━━━━━ Data for this task

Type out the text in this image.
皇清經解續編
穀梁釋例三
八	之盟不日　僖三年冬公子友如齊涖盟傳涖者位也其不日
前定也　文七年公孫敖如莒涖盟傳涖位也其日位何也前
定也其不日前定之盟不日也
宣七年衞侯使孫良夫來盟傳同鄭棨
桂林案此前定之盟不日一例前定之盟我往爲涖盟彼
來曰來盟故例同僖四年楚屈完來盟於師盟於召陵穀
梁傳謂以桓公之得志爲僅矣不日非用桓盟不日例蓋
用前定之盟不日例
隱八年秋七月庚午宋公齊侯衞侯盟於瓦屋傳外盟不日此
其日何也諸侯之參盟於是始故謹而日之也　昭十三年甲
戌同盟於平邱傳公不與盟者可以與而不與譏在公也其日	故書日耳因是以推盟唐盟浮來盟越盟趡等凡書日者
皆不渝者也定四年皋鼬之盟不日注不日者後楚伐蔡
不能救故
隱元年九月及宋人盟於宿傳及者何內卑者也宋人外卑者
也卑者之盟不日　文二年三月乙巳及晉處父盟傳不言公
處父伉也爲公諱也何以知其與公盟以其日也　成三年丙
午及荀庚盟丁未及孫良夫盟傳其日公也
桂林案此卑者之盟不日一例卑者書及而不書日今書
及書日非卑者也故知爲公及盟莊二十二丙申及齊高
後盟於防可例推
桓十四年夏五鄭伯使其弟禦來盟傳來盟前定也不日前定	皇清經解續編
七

━━━━━━━━━━

## Objective
Copy every line of the data that holds the string "皇清經解續編".

## Reply
皇清經解續編
桓十四年夏五鄭伯使其弟禦來盟傳來盟前定也不日前定	皇清經解續編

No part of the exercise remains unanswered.